Material shown:
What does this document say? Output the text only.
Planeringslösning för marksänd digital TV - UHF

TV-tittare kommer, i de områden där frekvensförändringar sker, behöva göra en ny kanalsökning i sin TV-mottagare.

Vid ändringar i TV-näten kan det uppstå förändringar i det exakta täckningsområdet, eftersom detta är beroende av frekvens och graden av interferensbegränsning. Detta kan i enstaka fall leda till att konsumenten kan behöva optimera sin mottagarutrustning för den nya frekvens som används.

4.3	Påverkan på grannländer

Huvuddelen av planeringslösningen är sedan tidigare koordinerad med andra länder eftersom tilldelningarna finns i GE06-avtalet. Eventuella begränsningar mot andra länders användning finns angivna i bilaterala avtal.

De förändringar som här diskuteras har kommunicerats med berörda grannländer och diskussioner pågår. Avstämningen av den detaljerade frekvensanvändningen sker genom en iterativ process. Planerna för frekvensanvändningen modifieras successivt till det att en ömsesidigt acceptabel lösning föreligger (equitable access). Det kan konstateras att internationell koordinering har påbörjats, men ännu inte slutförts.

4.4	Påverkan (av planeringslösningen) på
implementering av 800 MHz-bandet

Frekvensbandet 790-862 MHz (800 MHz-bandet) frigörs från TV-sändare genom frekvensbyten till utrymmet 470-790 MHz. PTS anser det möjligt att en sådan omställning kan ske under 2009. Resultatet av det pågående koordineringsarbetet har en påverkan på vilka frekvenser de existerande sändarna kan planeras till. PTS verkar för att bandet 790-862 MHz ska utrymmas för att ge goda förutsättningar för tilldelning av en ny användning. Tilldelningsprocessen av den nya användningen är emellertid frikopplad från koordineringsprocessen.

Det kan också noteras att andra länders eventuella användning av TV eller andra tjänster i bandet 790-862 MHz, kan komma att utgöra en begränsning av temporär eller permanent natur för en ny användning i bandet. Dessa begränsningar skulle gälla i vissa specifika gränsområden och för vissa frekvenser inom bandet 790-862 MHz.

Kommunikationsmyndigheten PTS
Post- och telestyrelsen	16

--

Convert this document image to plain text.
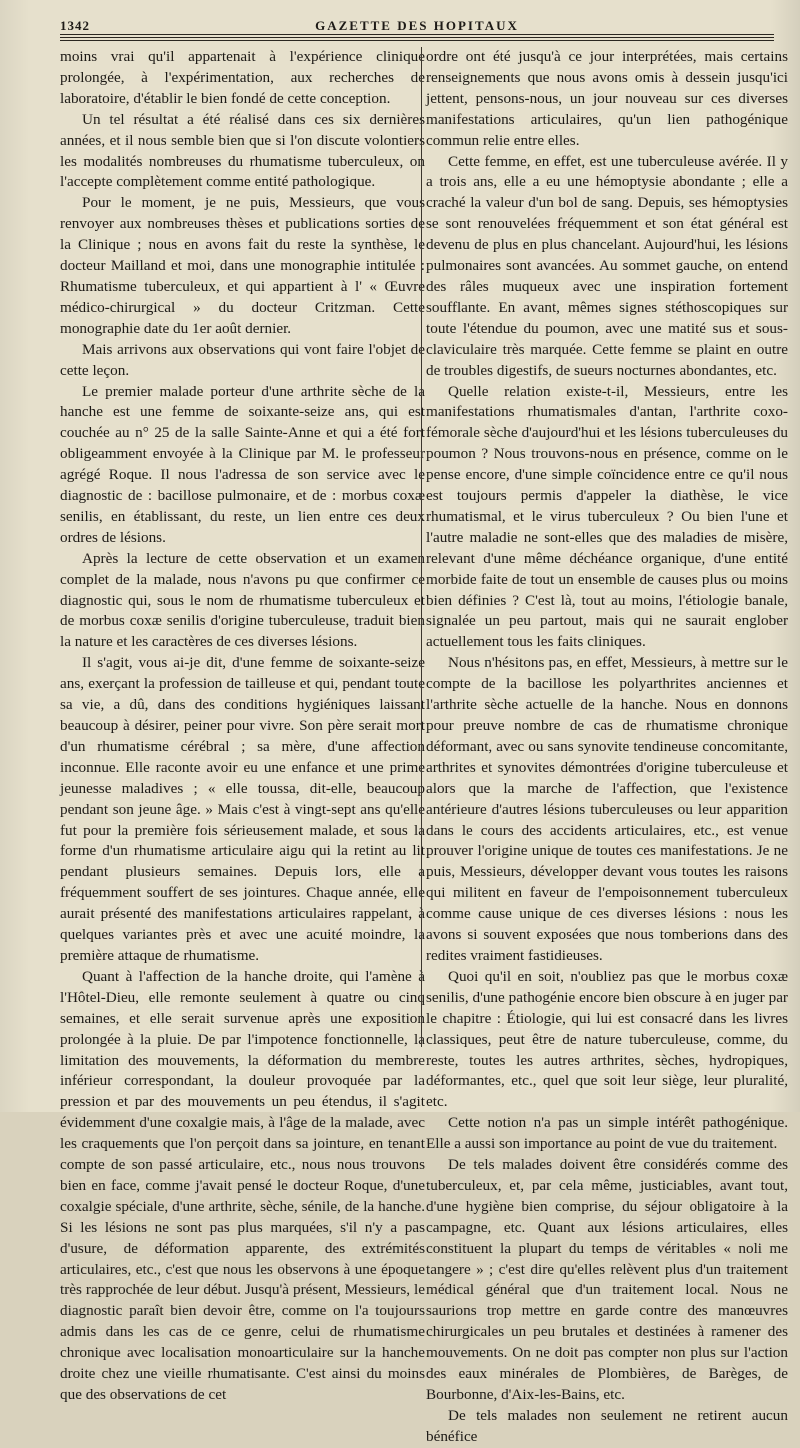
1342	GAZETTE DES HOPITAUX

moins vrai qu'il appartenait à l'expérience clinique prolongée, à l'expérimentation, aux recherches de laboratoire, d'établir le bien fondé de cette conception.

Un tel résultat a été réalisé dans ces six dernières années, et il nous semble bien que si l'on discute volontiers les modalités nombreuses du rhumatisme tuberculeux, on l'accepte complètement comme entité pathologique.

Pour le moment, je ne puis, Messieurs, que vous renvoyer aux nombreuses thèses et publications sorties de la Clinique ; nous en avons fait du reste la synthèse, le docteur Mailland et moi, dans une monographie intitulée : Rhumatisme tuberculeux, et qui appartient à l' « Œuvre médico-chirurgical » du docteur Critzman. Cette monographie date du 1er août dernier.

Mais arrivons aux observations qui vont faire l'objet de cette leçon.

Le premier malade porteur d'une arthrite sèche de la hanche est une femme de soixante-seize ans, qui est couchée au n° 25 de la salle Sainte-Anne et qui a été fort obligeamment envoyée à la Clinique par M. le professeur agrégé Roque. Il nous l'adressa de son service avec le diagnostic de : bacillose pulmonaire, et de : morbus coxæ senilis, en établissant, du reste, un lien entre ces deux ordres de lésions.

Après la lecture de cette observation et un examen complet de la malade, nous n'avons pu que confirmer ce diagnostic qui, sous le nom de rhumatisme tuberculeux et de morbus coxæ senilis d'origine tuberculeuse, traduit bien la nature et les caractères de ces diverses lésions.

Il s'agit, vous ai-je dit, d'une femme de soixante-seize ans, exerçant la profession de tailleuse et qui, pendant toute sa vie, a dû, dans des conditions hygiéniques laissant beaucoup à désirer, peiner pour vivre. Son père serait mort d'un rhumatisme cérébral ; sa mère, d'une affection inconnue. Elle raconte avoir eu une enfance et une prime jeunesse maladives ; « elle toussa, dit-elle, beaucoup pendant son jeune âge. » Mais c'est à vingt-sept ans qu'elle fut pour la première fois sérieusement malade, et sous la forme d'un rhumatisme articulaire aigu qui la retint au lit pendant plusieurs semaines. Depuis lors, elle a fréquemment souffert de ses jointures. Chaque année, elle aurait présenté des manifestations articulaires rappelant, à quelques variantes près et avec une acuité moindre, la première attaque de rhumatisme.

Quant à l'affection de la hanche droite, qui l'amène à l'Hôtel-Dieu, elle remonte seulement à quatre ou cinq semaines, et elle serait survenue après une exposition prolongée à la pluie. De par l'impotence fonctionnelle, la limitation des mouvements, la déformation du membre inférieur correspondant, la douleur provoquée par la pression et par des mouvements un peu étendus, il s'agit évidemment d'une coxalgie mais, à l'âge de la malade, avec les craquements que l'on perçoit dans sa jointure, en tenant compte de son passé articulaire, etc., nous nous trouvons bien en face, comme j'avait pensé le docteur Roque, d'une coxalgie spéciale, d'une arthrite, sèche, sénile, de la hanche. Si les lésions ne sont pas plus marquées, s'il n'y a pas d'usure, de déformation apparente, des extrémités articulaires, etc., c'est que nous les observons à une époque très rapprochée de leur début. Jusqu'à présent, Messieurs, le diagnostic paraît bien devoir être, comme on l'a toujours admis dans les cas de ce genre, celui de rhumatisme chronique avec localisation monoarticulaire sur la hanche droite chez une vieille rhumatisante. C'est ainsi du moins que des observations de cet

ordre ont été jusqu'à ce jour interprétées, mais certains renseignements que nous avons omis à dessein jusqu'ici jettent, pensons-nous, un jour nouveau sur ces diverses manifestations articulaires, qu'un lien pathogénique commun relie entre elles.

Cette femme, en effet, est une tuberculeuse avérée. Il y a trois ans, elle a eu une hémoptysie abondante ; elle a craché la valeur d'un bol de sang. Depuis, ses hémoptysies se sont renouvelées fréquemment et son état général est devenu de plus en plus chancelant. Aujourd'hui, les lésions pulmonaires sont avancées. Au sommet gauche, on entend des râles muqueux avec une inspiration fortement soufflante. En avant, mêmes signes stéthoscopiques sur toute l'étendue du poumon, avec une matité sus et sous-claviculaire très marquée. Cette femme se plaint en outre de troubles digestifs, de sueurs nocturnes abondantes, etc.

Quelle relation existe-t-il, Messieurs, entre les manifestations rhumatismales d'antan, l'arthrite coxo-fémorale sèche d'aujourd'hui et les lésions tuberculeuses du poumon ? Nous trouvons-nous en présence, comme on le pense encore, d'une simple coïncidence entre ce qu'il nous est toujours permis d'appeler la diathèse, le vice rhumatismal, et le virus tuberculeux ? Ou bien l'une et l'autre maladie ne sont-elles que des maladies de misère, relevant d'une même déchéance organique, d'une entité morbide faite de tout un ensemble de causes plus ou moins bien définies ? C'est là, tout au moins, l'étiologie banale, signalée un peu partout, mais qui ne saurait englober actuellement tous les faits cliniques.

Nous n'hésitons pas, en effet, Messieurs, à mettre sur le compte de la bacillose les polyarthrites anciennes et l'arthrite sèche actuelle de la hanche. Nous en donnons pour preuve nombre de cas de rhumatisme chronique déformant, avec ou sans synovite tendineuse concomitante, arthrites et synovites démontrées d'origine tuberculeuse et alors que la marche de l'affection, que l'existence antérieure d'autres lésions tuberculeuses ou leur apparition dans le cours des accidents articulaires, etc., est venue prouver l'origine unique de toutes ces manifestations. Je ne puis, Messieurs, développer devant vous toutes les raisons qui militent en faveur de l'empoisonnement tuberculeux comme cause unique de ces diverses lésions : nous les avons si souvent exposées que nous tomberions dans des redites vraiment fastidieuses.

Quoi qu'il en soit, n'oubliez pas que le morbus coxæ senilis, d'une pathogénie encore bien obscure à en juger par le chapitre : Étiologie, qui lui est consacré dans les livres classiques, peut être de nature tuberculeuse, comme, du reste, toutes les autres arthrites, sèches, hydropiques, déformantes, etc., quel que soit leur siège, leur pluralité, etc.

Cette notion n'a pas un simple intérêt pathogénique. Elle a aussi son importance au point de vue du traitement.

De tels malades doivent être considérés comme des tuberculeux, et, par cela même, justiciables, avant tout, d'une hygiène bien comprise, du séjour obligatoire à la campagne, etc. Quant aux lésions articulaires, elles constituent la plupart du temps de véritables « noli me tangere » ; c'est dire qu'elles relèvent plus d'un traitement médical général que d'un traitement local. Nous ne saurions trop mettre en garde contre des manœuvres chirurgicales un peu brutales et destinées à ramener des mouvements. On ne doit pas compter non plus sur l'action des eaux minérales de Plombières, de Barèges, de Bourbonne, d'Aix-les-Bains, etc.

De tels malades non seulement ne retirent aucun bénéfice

==

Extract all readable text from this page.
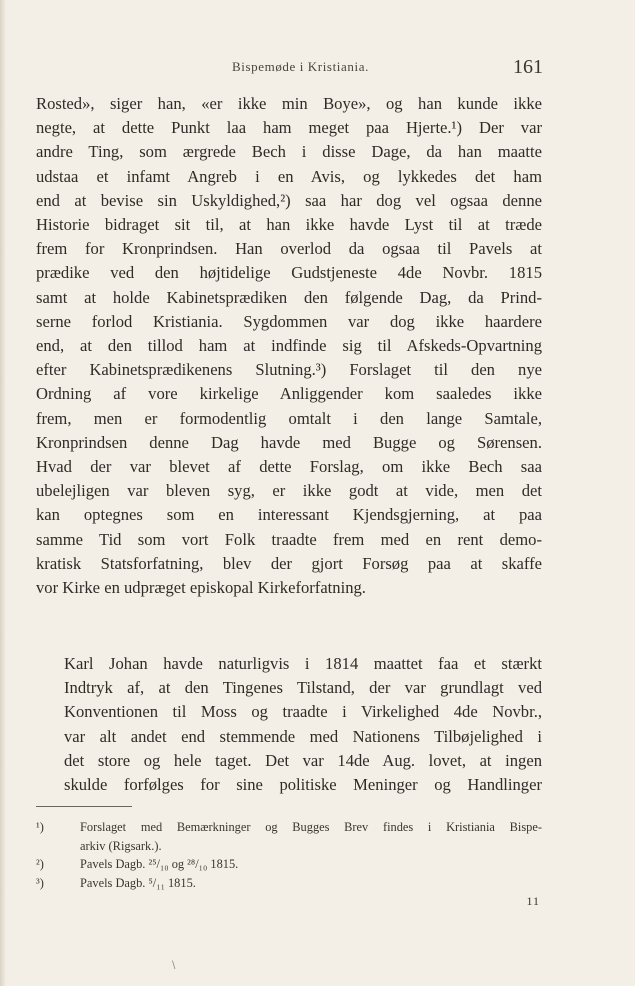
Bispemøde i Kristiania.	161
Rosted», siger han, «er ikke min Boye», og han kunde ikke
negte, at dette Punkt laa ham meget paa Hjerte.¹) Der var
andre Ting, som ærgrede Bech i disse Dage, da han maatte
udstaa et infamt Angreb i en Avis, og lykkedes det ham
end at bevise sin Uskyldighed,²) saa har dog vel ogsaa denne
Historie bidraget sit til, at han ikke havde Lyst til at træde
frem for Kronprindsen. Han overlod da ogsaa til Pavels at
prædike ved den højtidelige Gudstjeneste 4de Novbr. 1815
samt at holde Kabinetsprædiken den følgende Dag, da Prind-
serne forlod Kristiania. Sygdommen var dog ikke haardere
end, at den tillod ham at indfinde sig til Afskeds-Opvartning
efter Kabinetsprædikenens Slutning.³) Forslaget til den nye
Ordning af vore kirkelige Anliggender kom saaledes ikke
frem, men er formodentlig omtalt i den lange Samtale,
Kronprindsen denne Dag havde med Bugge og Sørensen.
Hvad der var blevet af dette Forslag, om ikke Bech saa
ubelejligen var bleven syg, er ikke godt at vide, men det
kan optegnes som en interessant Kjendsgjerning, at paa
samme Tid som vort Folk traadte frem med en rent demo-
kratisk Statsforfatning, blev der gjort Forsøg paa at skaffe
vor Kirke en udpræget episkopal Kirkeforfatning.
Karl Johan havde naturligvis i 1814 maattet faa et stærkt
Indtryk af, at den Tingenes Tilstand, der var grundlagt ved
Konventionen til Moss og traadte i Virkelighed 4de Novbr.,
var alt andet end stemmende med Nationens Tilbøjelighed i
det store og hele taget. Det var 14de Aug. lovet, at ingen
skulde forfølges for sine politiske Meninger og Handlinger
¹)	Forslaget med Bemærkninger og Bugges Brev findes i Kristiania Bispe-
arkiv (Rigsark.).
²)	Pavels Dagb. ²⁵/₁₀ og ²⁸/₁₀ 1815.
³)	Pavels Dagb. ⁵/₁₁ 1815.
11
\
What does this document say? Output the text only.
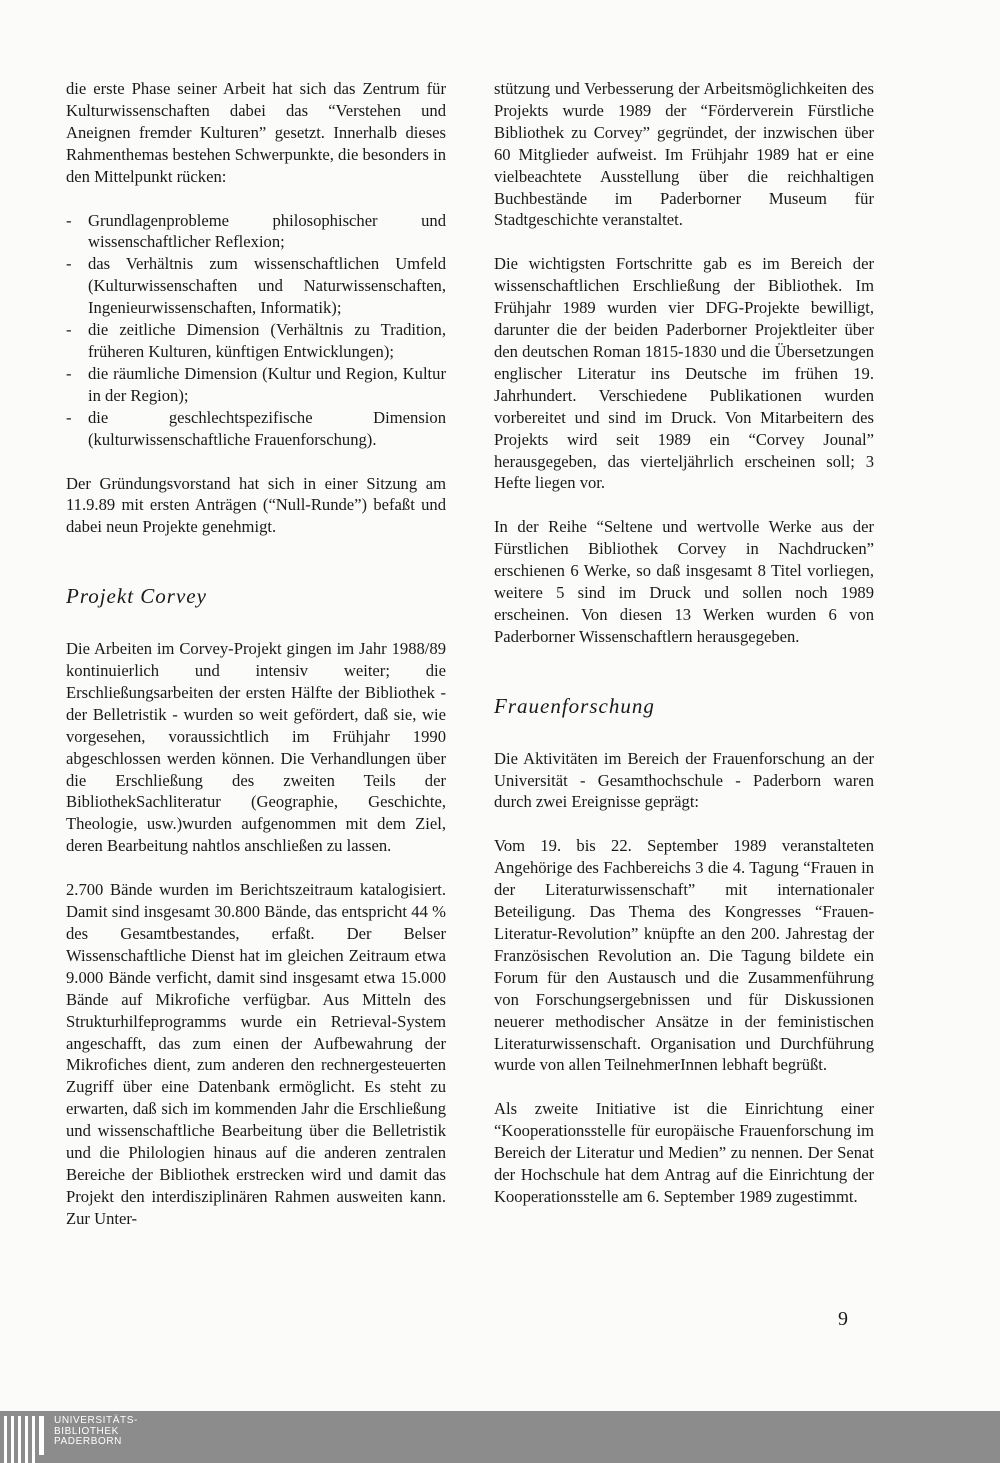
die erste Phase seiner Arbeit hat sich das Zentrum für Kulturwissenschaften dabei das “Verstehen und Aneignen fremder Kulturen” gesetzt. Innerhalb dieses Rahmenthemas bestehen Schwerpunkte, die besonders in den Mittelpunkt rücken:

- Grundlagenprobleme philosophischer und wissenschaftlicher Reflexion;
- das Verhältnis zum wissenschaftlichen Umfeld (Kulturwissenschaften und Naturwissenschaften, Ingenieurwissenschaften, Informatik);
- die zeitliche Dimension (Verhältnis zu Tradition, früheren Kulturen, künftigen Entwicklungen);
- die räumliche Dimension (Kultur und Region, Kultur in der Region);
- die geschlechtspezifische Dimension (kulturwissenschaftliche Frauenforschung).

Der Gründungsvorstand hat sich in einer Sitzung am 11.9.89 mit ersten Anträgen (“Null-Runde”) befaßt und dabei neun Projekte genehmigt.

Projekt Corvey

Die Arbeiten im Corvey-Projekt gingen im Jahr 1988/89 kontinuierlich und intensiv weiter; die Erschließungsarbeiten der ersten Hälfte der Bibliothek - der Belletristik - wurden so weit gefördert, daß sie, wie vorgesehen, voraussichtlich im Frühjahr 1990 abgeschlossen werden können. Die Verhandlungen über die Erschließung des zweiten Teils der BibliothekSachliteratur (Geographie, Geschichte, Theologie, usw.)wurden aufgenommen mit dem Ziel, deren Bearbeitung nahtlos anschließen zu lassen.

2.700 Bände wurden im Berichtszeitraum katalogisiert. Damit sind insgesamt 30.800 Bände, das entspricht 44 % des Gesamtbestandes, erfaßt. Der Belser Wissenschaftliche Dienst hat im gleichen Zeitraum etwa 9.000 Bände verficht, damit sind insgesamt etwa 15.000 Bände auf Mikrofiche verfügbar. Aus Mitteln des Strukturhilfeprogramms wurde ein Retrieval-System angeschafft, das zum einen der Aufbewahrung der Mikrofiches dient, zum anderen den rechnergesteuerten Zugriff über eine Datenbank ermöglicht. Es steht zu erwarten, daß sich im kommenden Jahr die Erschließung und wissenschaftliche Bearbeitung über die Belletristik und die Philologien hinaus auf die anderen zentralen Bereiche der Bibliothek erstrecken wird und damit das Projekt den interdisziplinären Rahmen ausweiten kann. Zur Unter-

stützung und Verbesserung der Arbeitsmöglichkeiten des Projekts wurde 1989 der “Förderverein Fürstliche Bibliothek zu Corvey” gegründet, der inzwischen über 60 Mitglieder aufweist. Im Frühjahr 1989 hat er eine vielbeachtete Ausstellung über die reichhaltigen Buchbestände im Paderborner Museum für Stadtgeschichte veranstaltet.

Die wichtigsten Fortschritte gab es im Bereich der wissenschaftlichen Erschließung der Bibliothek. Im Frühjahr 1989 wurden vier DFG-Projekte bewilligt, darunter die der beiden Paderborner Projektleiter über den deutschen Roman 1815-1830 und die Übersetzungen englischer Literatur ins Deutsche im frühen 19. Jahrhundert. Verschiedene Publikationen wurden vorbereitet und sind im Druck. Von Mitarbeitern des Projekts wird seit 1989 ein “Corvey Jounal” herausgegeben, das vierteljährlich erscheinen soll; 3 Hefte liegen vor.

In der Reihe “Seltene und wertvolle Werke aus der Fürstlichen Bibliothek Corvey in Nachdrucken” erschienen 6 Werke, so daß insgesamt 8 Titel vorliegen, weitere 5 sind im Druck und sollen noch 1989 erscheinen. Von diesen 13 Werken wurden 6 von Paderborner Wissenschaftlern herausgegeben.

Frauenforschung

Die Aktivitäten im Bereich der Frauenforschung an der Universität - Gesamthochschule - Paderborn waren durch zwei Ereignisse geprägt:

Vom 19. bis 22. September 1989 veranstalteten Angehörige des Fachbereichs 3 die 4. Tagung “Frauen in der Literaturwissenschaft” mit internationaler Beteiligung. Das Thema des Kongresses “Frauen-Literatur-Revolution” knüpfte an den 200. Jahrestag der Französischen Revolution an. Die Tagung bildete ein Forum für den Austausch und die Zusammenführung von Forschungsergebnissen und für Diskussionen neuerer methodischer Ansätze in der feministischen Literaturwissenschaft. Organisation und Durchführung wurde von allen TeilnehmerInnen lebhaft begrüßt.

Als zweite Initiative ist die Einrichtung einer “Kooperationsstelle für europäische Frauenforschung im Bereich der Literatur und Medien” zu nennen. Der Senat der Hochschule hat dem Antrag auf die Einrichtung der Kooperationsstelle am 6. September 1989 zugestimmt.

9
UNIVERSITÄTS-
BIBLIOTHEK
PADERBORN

Activity: Return every line of the listing above that contains "Projekte".

Result of this task:
Der Gründungsvorstand hat sich in einer Sitzung am 11.9.89 mit ersten Anträgen (“Null-Runde”) befaßt und dabei neun Projekte genehmigt.
Die wichtigsten Fortschritte gab es im Bereich der wissenschaftlichen Erschließung der Bibliothek. Im Frühjahr 1989 wurden vier DFG-Projekte bewilligt, darunter die der beiden Paderborner Projektleiter über den deutschen Roman 1815-1830 und die Übersetzungen englischer Literatur ins Deutsche im frühen 19. Jahrhundert. Verschiedene Publikationen wurden vorbereitet und sind im Druck. Von Mitarbeitern des Projekts wird seit 1989 ein “Corvey Jounal” herausgegeben, das vierteljährlich erscheinen soll; 3 Hefte liegen vor.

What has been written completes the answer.